[Rows from a figure dataset]
-=-=-=-=-

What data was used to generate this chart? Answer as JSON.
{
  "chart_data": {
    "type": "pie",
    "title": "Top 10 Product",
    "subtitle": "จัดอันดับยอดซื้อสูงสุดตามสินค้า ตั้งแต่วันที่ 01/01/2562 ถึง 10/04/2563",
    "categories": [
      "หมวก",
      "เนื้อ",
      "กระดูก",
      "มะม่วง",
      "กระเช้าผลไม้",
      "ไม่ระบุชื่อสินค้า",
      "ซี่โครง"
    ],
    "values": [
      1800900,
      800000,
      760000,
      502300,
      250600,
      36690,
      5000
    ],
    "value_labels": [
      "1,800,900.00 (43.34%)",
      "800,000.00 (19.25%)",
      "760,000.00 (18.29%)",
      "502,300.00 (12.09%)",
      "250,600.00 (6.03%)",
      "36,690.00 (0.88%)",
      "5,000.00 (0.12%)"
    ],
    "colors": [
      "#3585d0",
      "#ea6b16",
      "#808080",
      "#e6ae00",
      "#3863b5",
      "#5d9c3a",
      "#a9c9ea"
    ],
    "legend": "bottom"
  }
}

-=-=-=-=-

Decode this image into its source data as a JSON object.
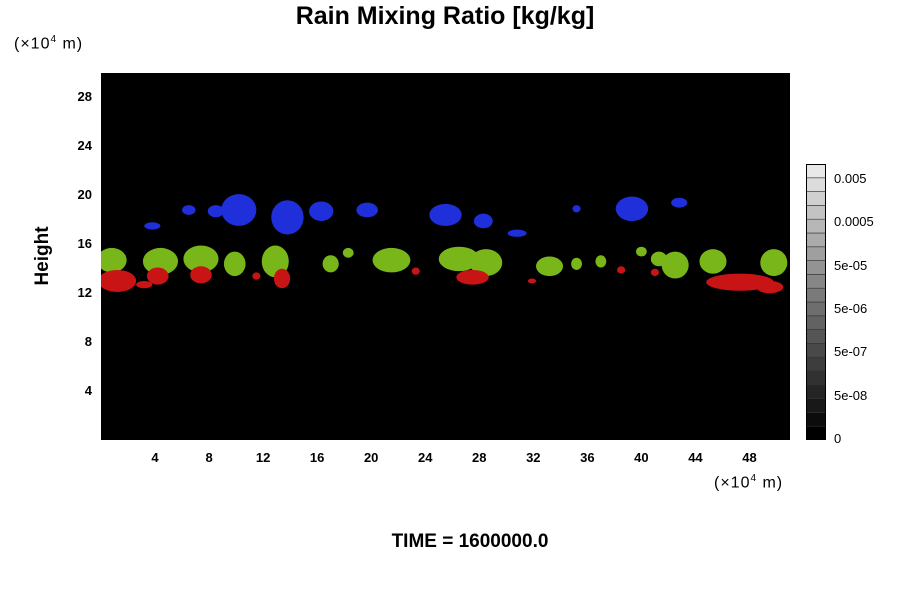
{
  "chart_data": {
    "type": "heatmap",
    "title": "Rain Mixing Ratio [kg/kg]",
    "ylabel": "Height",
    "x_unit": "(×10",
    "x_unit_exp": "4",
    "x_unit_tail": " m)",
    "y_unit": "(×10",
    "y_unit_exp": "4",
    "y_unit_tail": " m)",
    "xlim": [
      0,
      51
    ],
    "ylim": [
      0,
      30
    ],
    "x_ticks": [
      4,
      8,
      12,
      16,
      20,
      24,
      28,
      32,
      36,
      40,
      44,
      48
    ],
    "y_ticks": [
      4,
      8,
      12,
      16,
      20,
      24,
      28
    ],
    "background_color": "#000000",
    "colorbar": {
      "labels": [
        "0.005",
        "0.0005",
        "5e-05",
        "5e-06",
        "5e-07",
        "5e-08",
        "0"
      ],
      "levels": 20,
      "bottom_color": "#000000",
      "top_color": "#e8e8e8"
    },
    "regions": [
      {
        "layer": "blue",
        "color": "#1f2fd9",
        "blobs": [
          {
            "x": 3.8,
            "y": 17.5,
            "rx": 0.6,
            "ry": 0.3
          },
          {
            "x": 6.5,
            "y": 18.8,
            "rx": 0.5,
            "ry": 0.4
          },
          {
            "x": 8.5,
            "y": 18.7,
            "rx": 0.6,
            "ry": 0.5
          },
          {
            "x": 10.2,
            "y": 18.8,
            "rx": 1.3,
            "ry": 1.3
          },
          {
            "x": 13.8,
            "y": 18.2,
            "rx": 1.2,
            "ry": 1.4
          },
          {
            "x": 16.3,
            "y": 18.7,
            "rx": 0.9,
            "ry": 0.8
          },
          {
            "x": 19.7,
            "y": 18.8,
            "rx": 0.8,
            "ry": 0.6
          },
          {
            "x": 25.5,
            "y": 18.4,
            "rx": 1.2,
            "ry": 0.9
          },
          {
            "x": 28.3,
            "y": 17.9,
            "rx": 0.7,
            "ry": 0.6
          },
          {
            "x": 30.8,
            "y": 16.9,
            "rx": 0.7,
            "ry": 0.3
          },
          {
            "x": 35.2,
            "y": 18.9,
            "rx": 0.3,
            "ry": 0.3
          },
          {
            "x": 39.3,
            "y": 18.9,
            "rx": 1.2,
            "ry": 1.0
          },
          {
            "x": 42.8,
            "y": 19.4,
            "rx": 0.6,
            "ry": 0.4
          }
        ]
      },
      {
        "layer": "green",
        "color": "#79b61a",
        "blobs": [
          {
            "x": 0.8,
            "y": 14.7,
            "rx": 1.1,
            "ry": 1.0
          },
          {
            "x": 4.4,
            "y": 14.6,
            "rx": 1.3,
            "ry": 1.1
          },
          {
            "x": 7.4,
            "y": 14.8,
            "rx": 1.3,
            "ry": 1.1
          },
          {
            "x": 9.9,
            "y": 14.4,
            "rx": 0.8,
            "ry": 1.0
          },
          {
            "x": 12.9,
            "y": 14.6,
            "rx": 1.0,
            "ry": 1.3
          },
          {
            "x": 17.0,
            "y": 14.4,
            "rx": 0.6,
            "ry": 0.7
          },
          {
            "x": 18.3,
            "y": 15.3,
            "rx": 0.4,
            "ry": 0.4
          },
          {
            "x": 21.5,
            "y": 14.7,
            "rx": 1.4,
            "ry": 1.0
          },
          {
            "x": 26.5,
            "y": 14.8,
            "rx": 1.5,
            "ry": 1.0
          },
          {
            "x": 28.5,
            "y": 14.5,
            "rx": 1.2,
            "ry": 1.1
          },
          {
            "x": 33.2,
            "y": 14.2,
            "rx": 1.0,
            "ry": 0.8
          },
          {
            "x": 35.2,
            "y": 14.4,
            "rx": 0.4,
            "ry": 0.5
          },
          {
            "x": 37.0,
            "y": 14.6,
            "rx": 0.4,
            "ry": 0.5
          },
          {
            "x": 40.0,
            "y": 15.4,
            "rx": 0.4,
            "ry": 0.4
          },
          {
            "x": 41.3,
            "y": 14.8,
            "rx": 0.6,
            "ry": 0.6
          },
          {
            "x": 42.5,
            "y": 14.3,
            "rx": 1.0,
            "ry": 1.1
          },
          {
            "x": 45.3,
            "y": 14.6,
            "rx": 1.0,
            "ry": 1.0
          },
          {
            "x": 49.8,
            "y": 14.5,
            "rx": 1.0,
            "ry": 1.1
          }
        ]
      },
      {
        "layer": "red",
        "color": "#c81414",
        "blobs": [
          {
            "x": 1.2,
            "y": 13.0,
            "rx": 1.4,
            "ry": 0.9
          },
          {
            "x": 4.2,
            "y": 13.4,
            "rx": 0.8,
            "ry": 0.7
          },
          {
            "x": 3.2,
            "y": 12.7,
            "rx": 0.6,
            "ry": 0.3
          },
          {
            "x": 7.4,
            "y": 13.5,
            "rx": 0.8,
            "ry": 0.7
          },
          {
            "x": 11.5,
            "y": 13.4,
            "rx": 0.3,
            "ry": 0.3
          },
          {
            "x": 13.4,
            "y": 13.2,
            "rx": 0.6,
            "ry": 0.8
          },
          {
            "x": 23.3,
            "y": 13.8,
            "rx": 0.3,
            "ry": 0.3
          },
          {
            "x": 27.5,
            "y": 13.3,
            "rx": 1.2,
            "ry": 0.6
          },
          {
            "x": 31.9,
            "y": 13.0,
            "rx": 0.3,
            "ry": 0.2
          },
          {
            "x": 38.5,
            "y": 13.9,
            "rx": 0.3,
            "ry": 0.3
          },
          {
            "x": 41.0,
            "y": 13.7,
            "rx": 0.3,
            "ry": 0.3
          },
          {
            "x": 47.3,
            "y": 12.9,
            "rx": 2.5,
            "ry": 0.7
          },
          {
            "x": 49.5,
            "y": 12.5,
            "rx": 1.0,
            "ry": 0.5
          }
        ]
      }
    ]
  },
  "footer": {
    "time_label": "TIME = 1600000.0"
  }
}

-=-=-=-=-

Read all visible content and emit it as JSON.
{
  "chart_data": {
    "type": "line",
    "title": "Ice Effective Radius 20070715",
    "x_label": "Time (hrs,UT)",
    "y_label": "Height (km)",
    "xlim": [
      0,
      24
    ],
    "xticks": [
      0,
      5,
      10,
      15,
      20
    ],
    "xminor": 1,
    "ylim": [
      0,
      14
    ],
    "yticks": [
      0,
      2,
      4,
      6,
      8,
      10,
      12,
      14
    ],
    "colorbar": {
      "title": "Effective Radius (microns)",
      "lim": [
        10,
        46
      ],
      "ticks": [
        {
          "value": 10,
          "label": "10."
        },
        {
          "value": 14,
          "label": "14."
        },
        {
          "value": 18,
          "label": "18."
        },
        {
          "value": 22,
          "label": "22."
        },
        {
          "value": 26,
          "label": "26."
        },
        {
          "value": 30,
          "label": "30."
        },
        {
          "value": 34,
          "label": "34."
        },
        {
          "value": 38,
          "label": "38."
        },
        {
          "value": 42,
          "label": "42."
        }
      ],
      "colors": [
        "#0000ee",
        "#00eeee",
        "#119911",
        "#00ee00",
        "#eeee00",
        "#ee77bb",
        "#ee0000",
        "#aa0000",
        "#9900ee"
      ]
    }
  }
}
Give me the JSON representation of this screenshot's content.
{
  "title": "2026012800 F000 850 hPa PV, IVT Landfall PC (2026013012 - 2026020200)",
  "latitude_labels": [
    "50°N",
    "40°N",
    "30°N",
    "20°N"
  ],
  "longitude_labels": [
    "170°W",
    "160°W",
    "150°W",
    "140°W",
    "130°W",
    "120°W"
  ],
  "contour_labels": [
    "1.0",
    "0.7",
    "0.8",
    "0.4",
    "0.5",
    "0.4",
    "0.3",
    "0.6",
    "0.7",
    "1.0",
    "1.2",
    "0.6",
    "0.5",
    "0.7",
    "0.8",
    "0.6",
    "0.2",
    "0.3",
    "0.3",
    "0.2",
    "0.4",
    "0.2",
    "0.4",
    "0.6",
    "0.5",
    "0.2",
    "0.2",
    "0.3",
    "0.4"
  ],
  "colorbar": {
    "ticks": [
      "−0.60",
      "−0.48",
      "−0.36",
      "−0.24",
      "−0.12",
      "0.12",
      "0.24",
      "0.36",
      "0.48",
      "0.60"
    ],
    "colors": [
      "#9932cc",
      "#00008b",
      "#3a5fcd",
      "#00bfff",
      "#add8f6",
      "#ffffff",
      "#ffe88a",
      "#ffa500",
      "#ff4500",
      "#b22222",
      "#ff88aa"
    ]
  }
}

-=-=-=-=-

| Challenge |
Going through the data above, count the lines where the string "content" appears, and answer with only that number.

| Complete answer |
2